§ What you should do
Reproduce the records exactly.

-- START Information provided --

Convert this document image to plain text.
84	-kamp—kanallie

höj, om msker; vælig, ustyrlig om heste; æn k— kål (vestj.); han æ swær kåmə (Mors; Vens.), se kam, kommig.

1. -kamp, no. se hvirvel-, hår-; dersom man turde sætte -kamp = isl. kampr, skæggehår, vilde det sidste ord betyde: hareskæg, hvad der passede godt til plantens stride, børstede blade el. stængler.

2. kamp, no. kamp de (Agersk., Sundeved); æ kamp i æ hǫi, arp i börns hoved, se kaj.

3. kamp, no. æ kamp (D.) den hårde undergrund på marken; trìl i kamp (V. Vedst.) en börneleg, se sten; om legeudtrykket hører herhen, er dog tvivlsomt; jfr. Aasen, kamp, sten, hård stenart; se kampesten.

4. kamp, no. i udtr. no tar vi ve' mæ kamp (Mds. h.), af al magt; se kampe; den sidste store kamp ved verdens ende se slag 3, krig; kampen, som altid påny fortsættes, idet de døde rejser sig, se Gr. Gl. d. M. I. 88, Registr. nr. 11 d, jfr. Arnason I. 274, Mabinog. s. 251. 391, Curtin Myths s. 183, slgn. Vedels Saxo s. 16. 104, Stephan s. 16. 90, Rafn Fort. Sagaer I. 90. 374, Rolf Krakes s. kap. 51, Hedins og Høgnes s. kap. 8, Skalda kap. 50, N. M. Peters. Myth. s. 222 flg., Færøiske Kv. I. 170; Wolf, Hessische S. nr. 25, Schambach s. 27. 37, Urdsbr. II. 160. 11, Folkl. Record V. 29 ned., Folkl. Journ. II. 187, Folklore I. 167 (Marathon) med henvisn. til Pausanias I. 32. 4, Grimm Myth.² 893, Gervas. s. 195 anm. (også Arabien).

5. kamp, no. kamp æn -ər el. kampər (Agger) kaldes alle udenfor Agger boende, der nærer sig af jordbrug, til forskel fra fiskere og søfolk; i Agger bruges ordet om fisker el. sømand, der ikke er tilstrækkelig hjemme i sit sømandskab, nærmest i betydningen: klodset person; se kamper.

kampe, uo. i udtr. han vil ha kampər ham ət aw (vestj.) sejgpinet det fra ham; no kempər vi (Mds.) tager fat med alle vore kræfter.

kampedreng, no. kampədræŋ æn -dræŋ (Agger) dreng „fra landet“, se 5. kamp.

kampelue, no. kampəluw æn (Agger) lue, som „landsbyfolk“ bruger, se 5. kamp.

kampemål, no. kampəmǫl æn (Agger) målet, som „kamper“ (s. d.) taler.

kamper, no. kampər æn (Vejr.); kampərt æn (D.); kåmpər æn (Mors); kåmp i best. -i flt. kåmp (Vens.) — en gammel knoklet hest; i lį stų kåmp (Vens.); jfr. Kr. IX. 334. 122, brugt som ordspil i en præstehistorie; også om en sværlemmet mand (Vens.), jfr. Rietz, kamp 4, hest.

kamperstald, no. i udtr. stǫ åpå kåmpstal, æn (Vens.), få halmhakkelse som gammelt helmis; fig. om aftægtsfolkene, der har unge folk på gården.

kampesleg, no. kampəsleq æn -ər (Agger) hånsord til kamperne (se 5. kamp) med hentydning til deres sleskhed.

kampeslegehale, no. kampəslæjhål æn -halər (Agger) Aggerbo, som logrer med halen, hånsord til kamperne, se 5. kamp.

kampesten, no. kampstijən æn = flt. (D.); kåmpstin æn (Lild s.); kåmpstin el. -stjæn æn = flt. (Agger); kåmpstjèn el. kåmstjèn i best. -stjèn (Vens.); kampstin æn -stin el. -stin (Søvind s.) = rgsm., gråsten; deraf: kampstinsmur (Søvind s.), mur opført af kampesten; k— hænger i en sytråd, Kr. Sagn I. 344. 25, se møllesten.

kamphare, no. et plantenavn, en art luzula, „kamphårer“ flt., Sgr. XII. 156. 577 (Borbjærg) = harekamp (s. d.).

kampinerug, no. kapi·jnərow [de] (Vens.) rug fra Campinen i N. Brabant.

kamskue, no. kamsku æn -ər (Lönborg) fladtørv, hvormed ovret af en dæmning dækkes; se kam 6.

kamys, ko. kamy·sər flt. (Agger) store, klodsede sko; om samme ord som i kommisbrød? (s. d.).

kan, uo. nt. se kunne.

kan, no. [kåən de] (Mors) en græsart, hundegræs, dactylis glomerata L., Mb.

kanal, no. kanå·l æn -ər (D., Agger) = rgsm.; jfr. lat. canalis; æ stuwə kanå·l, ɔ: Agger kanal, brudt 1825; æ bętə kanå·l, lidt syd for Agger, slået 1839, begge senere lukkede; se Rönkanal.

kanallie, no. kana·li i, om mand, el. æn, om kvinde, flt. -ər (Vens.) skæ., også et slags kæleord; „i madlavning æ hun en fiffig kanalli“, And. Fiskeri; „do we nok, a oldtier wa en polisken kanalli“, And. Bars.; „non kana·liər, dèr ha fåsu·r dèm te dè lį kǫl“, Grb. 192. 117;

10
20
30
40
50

-- END Information provided --

§ The answer
Convert this document image to plain text.
84	-kamp—kanallie

höj, om msker; vælig, ustyrlig om heste; æn k— kål (vestj.); han æ swær kåmə (Mors; Vens.), se kam, kommig.

1. -kamp, no. se hvirvel-, hår-; dersom man turde sætte -kamp = isl. kampr, skæggehår, vilde det sidste ord betyde: hareskæg, hvad der passede godt til plantens stride, børstede blade el. stængler.

2. kamp, no. kamp de (Agersk., Sundeved); æ kamp i æ hǫi, arp i börns hoved, se kaj.

3. kamp, no. æ kamp (D.) den hårde undergrund på marken; trìl i kamp (V. Vedst.) en börneleg, se sten; om legeudtrykket hører herhen, er dog tvivlsomt; jfr. Aasen, kamp, sten, hård stenart; se kampesten.

4. kamp, no. i udtr. no tar vi ve' mæ kamp (Mds. h.), af al magt; se kampe; den sidste store kamp ved verdens ende se slag 3, krig; kampen, som altid påny fortsættes, idet de døde rejser sig, se Gr. Gl. d. M. I. 88, Registr. nr. 11 d, jfr. Arnason I. 274, Mabinog. s. 251. 391, Curtin Myths s. 183, slgn. Vedels Saxo s. 16. 104, Stephan s. 16. 90, Rafn Fort. Sagaer I. 90. 374, Rolf Krakes s. kap. 51, Hedins og Høgnes s. kap. 8, Skalda kap. 50, N. M. Peters. Myth. s. 222 flg., Færøiske Kv. I. 170; Wolf, Hessische S. nr. 25, Schambach s. 27. 37, Urdsbr. II. 160. 11, Folkl. Record V. 29 ned., Folkl. Journ. II. 187, Folklore I. 167 (Marathon) med henvisn. til Pausanias I. 32. 4, Grimm Myth.² 893, Gervas. s. 195 anm. (også Arabien).

5. kamp, no. kamp æn -ər el. kampər (Agger) kaldes alle udenfor Agger boende, der nærer sig af jordbrug, til forskel fra fiskere og søfolk; i Agger bruges ordet om fisker el. sømand, der ikke er tilstrækkelig hjemme i sit sømandskab, nærmest i betydningen: klodset person; se kamper.

kampe, uo. i udtr. han vil ha kampər ham ət aw (vestj.) sejgpinet det fra ham; no kempər vi (Mds.) tager fat med alle vore kræfter.

kampedreng, no. kampədræŋ æn -dræŋ (Agger) dreng „fra landet“, se 5. kamp.

kampelue, no. kampəluw æn (Agger) lue, som „landsbyfolk“ bruger, se 5. kamp.

kampemål, no. kampəmǫl æn (Agger) målet, som „kamper“ (s. d.) taler.

kamper, no. kampər æn (Vejr.); kampərt æn (D.); kåmpər æn (Mors); kåmp i best. -i flt. kåmp (Vens.) — en gammel knoklet hest; i lį stų kåmp (Vens.); jfr. Kr. IX. 334. 122, brugt som ordspil i en præstehistorie; også om en sværlemmet mand (Vens.), jfr. Rietz, kamp 4, hest.

kamperstald, no. i udtr. stǫ åpå kåmpstal, æn (Vens.), få halmhakkelse som gammelt helmis; fig. om aftægtsfolkene, der har unge folk på gården.

kampesleg, no. kampəsleq æn -ər (Agger) hånsord til kamperne (se 5. kamp) med hentydning til deres sleskhed.

kampeslegehale, no. kampəslæjhål æn -halər (Agger) Aggerbo, som logrer med halen, hånsord til kamperne, se 5. kamp.

kampesten, no. kampstijən æn = flt. (D.); kåmpstin æn (Lild s.); kåmpstin el. -stjæn æn = flt. (Agger); kåmpstjèn el. kåmstjèn i best. -stjèn (Vens.); kampstin æn -stin el. -stin (Søvind s.) = rgsm., gråsten; deraf: kampstinsmur (Søvind s.), mur opført af kampesten; k— hænger i en sytråd, Kr. Sagn I. 344. 25, se møllesten.

kamphare, no. et plantenavn, en art luzula, „kamphårer“ flt., Sgr. XII. 156. 577 (Borbjærg) = harekamp (s. d.).

kampinerug, no. kapi·jnərow [de] (Vens.) rug fra Campinen i N. Brabant.

kamskue, no. kamsku æn -ər (Lönborg) fladtørv, hvormed ovret af en dæmning dækkes; se kam 6.

kamys, ko. kamy·sər flt. (Agger) store, klodsede sko; om samme ord som i kommisbrød? (s. d.).

kan, uo. nt. se kunne.

kan, no. [kåən de] (Mors) en græsart, hundegræs, dactylis glomerata L., Mb.

kanal, no. kanå·l æn -ər (D., Agger) = rgsm.; jfr. lat. canalis; æ stuwə kanå·l, ɔ: Agger kanal, brudt 1825; æ bętə kanå·l, lidt syd for Agger, slået 1839, begge senere lukkede; se Rönkanal.

kanallie, no. kana·li i, om mand, el. æn, om kvinde, flt. -ər (Vens.) skæ., også et slags kæleord; „i madlavning æ hun en fiffig kanalli“, And. Fiskeri; „do we nok, a oldtier wa en polisken kanalli“, And. Bars.; „non kana·liər, dèr ha fåsu·r dèm te dè lį kǫl“, Grb. 192. 117;

10
20
30
40
50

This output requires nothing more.